* ARBEITSAUFTRAG 1
Welchen Beruf hat Jule laut dem Textauszug?

* TEXTAUSZUG
════
Michael Kumpfmüller, Die Erziehung des Mannes, Roman,
Köln (Kiepenheuer & Witsch) 2016.
„Meine Erziehung halte ich für weitgehend abgeschlossen“, stellt der Ich-Erzähler Georg mit Anfang 60 am Ende fest. Der Komponist von klassischer Musik lebt zu dieser Zeit in seinem Landhaus und blickt auf ein bewegtes Leben zurück. Nach anfänglichen Schwierigkeiten wird aus ihm ein angesehener und anscheinend nicht unvermögender Künstler, er ist Vater von drei mittlerweile erwachsenen Kindern, und lebt die meiste Zeit seines Lebens mit Frauen zusammen, mit denen er überwiegend auch sexuell zufriedenstellende Beziehungen führt. In die Ehe mit Jule, mit der er auch drei Kinder hat, ist er mehr oder weniger hineingestolpert, Kinder wollte er zunächst nicht. Die Ehe, die über zehn Jahre andauert, endet in einem Desaster. Die Partner leben sich auseinander, auch wegen des Stresses mit den Kindern. Aber auch die jeweiligen Ambitionen im Beruf (Jule ist Lehrerin) führen dazu, dass Georg außerhalb der Ehe neue Orientierung sucht. Diese Außenbeziehung ist Anlass für die Trennung von Jule, die aber, so betont der Ich-Erzähler, nur das Symbol für die Zerrüttung und Entfremdung der Partner gewesen sei.
Was folgt, ist ein klassischer Rosenkrieg. Zunächst leben beide Eltern im Wechselmodell abwechselnd jeweils eine Woche mit ihren Kindern zusammen. Dann aber, als die Erziehung der Kinder und Georgs neue Beziehung aus dem Ruder zu laufen drohen, führt er dies auf die ständig wechselnden Wohnorte der Kinder zurück. Im Ergebnis kommen sie zur Mutter, der Vater hat sie alle zwei Wochen am Wochenende. Dadurch entspannt sich anscheinend die Lage, denn danach liest man nur noch von Kindern, die sich prächtig entwickeln. Auch Georgs Liebesleben lässt sich nach seinen Vorstellungen bestens gestalten. Am Ende kommt er sogar wieder mit seiner allerersten Liebe Therese zusammen und gedenkt, mit dieser alt zu werden.
════
* ARBEITSAUFTRAG 2
Sammle aus der folgenden Auflistung jede Zeile, in der die Zeichenfolge „search“ vorkommt.

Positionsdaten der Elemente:
════
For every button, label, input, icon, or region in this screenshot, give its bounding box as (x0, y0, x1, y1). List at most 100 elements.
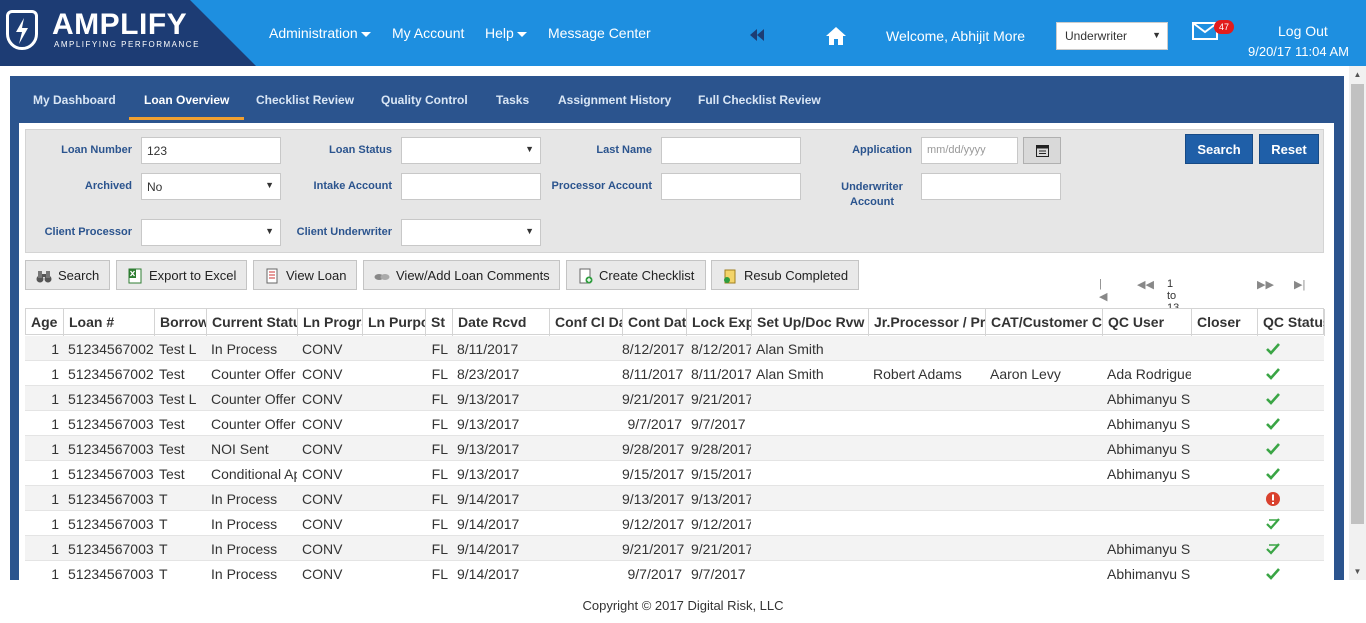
table-row[interactable]: 1 51234567002 Test Counter Offer CONV FL 8/23/… (25, 361, 1324, 386)
tab-full-checklist-review[interactable]: Full Checklist Review (698, 93, 821, 107)
table-row[interactable]: 1 51234567003 Test Counter Offer CONV FL 9/13/… (25, 411, 1324, 436)
scroll-down-icon[interactable]: ▼ (1349, 563, 1366, 580)
scroll-up-icon[interactable]: ▲ (1349, 66, 1366, 83)
column-header[interactable]: Jr.Processor / Processor (869, 309, 986, 336)
tab-tasks[interactable]: Tasks (496, 93, 529, 107)
loan-number-input[interactable]: 123 (141, 137, 281, 164)
calendar-button[interactable] (1023, 137, 1061, 164)
cell-conf (549, 561, 622, 580)
view-add-loan-comments-button[interactable]: View/Add Loan Comments (363, 260, 560, 290)
tab-checklist-review[interactable]: Checklist Review (256, 93, 354, 107)
cell-setup (751, 386, 868, 411)
cell-cat (985, 461, 1102, 486)
filter-panel: Loan Number 123 Loan Status ▼ Last Name … (25, 129, 1324, 253)
caret-down-icon (516, 31, 527, 37)
reset-button[interactable]: Reset (1259, 134, 1319, 164)
client-underwriter-select[interactable]: ▼ (401, 219, 541, 246)
column-header[interactable]: Age (26, 309, 64, 336)
cell-status: Conditional Approval (211, 466, 297, 482)
datetime-display: 9/20/17 11:04 AM (1248, 44, 1349, 59)
cell-qc: Abhimanyu S (1107, 566, 1191, 580)
search-button[interactable]: Search (1185, 134, 1253, 164)
first-page-icon[interactable]: |◀ (1099, 278, 1107, 303)
column-header[interactable]: Cont Date (623, 309, 687, 336)
tab-assignment-history[interactable]: Assignment History (558, 93, 671, 107)
column-header[interactable]: CAT/Customer Care (986, 309, 1103, 336)
table-row[interactable]: 1 51234567003 Test L Counter Offer CONV FL 9/1… (25, 386, 1324, 411)
check-icon (1266, 343, 1280, 355)
column-header[interactable]: Ln Purpose (363, 309, 426, 336)
role-select[interactable]: Underwriter ▼ (1056, 22, 1168, 50)
cell-setup: Alan Smith (756, 366, 824, 382)
application-date-input[interactable]: mm/dd/yyyy (921, 137, 1018, 164)
column-header[interactable]: Lock Exp (687, 309, 752, 336)
tab-my-dashboard[interactable]: My Dashboard (33, 93, 116, 107)
underwriter-account-input[interactable] (921, 173, 1061, 200)
cell-closer (1191, 361, 1257, 386)
resub-completed-button[interactable]: Resub Completed (711, 260, 859, 290)
nav-my-account[interactable]: My Account (392, 25, 464, 41)
table-row[interactable]: 1 51234567002 Test L In Process CONV FL 8/11/2… (25, 336, 1324, 361)
column-header[interactable]: St (426, 309, 453, 336)
loan-status-select[interactable]: ▼ (401, 137, 541, 164)
view-loan-button[interactable]: View Loan (253, 260, 357, 290)
cell-age: 1 (51, 466, 59, 482)
table-row[interactable]: 1 51234567003 T In Process CONV FL 9/14/2017 9/… (25, 536, 1324, 561)
intake-account-input[interactable] (401, 173, 541, 200)
cell-loan: 51234567002 (68, 341, 154, 357)
processor-account-input[interactable] (661, 173, 801, 200)
column-header[interactable]: QC User (1103, 309, 1192, 336)
scroll-thumb[interactable] (1351, 84, 1364, 524)
excel-icon (128, 268, 142, 284)
toolbar-search-button[interactable]: Search (25, 260, 110, 290)
cell-loan: 51234567003 (68, 491, 154, 507)
column-header[interactable]: Current Status (207, 309, 298, 336)
cell-loan: 51234567003 (68, 566, 154, 580)
cell-loan: 51234567003 (68, 541, 154, 557)
column-header[interactable]: QC Status (1258, 309, 1325, 336)
tab-loan-overview[interactable]: Loan Overview (129, 93, 245, 120)
logo[interactable]: AMPLIFY AMPLIFYING PERFORMANCE (0, 0, 256, 66)
cell-loan: 51234567002 (68, 366, 154, 382)
export-to-excel-button[interactable]: Export to Excel (116, 260, 247, 290)
cell-program: CONV (302, 341, 343, 357)
home-icon[interactable] (826, 27, 846, 45)
last-name-input[interactable] (661, 137, 801, 164)
cell-st: FL (431, 366, 448, 382)
table-row[interactable]: 1 51234567003 T In Process CONV FL 9/14/2017 9/… (25, 561, 1324, 580)
table-row[interactable]: 1 51234567003 T In Process CONV FL 9/14/2017 9/… (25, 511, 1324, 536)
tab-quality-control[interactable]: Quality Control (381, 93, 468, 107)
column-header[interactable]: Borrower (155, 309, 207, 336)
table-row[interactable]: 1 51234567003 T In Process CONV FL 9/14/2017 9/… (25, 486, 1324, 511)
button-label: Export to Excel (149, 268, 237, 283)
column-header[interactable]: Set Up/Doc Rvw (752, 309, 869, 336)
cell-program: CONV (302, 366, 343, 382)
column-header[interactable]: Closer (1192, 309, 1258, 336)
cell-program: CONV (302, 441, 343, 457)
cell-age: 1 (51, 391, 59, 407)
column-header[interactable]: Ln Program (298, 309, 363, 336)
archived-select[interactable]: No ▼ (141, 173, 281, 200)
nav-administration[interactable]: Administration (269, 25, 371, 41)
column-header[interactable]: Date Rcvd (453, 309, 550, 336)
table-row[interactable]: 1 51234567003 Test NOI Sent CONV FL 9/13/2017 9… (25, 436, 1324, 461)
nav-help[interactable]: Help (485, 25, 527, 41)
nav-message-center[interactable]: Message Center (548, 25, 651, 41)
column-header[interactable]: Loan # (64, 309, 155, 336)
cell-conf (549, 386, 622, 411)
prev-page-icon[interactable]: ◀◀ (1137, 278, 1154, 291)
table-row[interactable]: 1 51234567003 Test Conditional Approval CONV… (25, 461, 1324, 486)
create-checklist-button[interactable]: Create Checklist (566, 260, 706, 290)
logout-link[interactable]: Log Out (1278, 23, 1328, 39)
last-page-icon[interactable]: ▶| (1294, 278, 1305, 291)
next-page-icon[interactable]: ▶▶ (1257, 278, 1274, 291)
client-processor-select[interactable]: ▼ (141, 219, 281, 246)
page-scrollbar[interactable]: ▲ ▼ (1349, 66, 1366, 580)
cell-closer (1191, 436, 1257, 461)
column-header[interactable]: Conf Cl Date (550, 309, 623, 336)
double-left-arrow-icon[interactable] (750, 29, 764, 41)
cell-program: CONV (302, 416, 343, 432)
cell-purpose (362, 461, 425, 486)
cell-status: Counter Offer (211, 391, 296, 407)
cell-closer (1191, 486, 1257, 511)
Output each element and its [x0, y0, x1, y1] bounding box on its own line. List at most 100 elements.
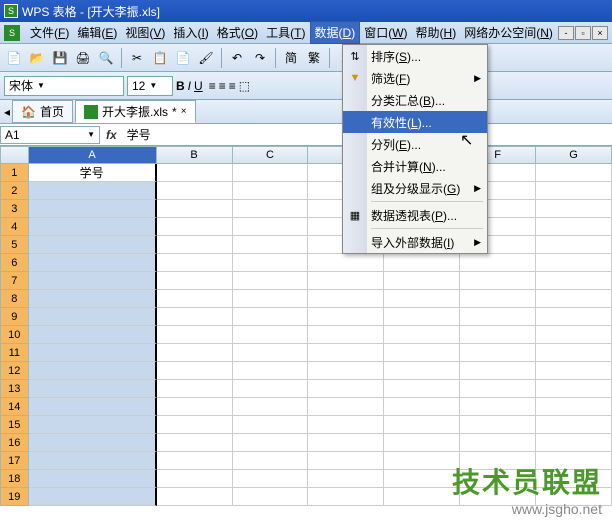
tab-file[interactable]: 开大李振.xls * × [75, 100, 196, 123]
cell[interactable] [157, 416, 233, 434]
cell[interactable] [29, 290, 157, 308]
cell[interactable] [29, 236, 157, 254]
select-all-corner[interactable] [0, 146, 29, 164]
cell[interactable]: 学号 [29, 164, 157, 182]
cell[interactable] [384, 362, 460, 380]
cell[interactable] [29, 434, 157, 452]
print-icon[interactable]: 🖨 [73, 48, 93, 68]
cell[interactable] [384, 326, 460, 344]
menu-edit[interactable]: 编辑(E) [73, 22, 121, 43]
cell[interactable] [233, 254, 309, 272]
cell[interactable] [384, 470, 460, 488]
tab-home[interactable]: 🏠 首页 [12, 100, 73, 123]
cell[interactable] [157, 470, 233, 488]
menu-item-import[interactable]: 导入外部数据(I) ▶ [343, 231, 487, 253]
fx-icon[interactable]: fx [100, 128, 123, 142]
cell[interactable] [536, 164, 612, 182]
menu-help[interactable]: 帮助(H) [412, 22, 461, 43]
cell[interactable] [460, 416, 536, 434]
cell[interactable] [460, 254, 536, 272]
cell[interactable] [384, 254, 460, 272]
cell[interactable] [233, 326, 309, 344]
cell[interactable] [157, 452, 233, 470]
cell[interactable] [29, 272, 157, 290]
cell[interactable] [157, 164, 233, 182]
cell[interactable] [460, 398, 536, 416]
cell[interactable] [536, 290, 612, 308]
menu-item-filter[interactable]: ▼ 筛选(F) ▶ [343, 67, 487, 89]
cell[interactable] [29, 200, 157, 218]
cell[interactable] [536, 344, 612, 362]
cell[interactable] [233, 362, 309, 380]
cell[interactable] [233, 218, 309, 236]
cell[interactable] [29, 380, 157, 398]
cell[interactable] [384, 488, 460, 506]
col-header-B[interactable]: B [157, 146, 233, 164]
cell[interactable] [536, 362, 612, 380]
cell[interactable] [233, 434, 309, 452]
cell[interactable] [460, 272, 536, 290]
cell[interactable] [29, 416, 157, 434]
cell[interactable] [536, 218, 612, 236]
cell[interactable] [233, 290, 309, 308]
bold-icon[interactable]: B [176, 79, 185, 93]
cell[interactable] [29, 362, 157, 380]
row-header[interactable]: 4 [0, 218, 29, 236]
cell[interactable] [157, 380, 233, 398]
row-header[interactable]: 14 [0, 398, 29, 416]
align-center-icon[interactable]: ≡ [219, 79, 226, 93]
cell[interactable] [157, 272, 233, 290]
menu-network[interactable]: 网络办公空间(N) [460, 22, 557, 43]
menu-item-group-outline[interactable]: 组及分级显示(G) ▶ [343, 177, 487, 199]
menu-item-validation[interactable]: 有效性(L)... [343, 111, 487, 133]
cell[interactable] [29, 308, 157, 326]
cell[interactable] [460, 308, 536, 326]
cell[interactable] [536, 380, 612, 398]
cell[interactable] [536, 236, 612, 254]
row-header[interactable]: 15 [0, 416, 29, 434]
cell[interactable] [308, 416, 384, 434]
cell[interactable] [460, 434, 536, 452]
row-header[interactable]: 3 [0, 200, 29, 218]
cell[interactable] [536, 398, 612, 416]
align-left-icon[interactable]: ≡ [209, 79, 216, 93]
menu-item-text-to-columns[interactable]: 分列(E)... [343, 133, 487, 155]
menu-data[interactable]: 数据(D) [310, 21, 361, 44]
menu-insert[interactable]: 插入(I) [169, 22, 212, 43]
menu-view[interactable]: 视图(V) [121, 22, 169, 43]
cell[interactable] [308, 254, 384, 272]
underline-icon[interactable]: U [194, 79, 203, 93]
cell[interactable] [384, 434, 460, 452]
cell[interactable] [29, 218, 157, 236]
cell[interactable] [29, 470, 157, 488]
cell[interactable] [536, 272, 612, 290]
cell[interactable] [29, 488, 157, 506]
close-tab-icon[interactable]: × [181, 106, 187, 117]
row-header[interactable]: 13 [0, 380, 29, 398]
merge-icon[interactable]: ⬚ [239, 79, 250, 93]
menu-window[interactable]: 窗口(W) [360, 22, 411, 43]
cell[interactable] [29, 254, 157, 272]
copy-icon[interactable]: 📋 [150, 48, 170, 68]
cell[interactable] [308, 380, 384, 398]
redo-icon[interactable]: ↷ [250, 48, 270, 68]
simplified-icon[interactable]: 简 [281, 48, 301, 68]
cell[interactable] [460, 326, 536, 344]
cell[interactable] [460, 380, 536, 398]
row-header[interactable]: 8 [0, 290, 29, 308]
cell[interactable] [384, 290, 460, 308]
col-header-C[interactable]: C [233, 146, 309, 164]
cut-icon[interactable]: ✂ [127, 48, 147, 68]
font-combo[interactable]: 宋体 ▼ [4, 76, 124, 96]
cell[interactable] [29, 344, 157, 362]
minimize-button[interactable]: - [558, 26, 574, 40]
cell[interactable] [384, 344, 460, 362]
row-header[interactable]: 1 [0, 164, 29, 182]
cell[interactable] [233, 164, 309, 182]
menu-item-sort[interactable]: ⇅ 排序(S)... [343, 45, 487, 67]
cell[interactable] [233, 452, 309, 470]
cell[interactable] [233, 200, 309, 218]
cell[interactable] [233, 308, 309, 326]
menu-item-consolidate[interactable]: 合并计算(N)... [343, 155, 487, 177]
maximize-button[interactable]: ▫ [575, 26, 591, 40]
════
* LÖSUNG 1
Jule ist Lehrerin.

* LÖSUNG 2
search-button[interactable]: Search (1185, 134, 1253, 164)
toolbar-search-button[interactable]: Search (25, 260, 110, 290)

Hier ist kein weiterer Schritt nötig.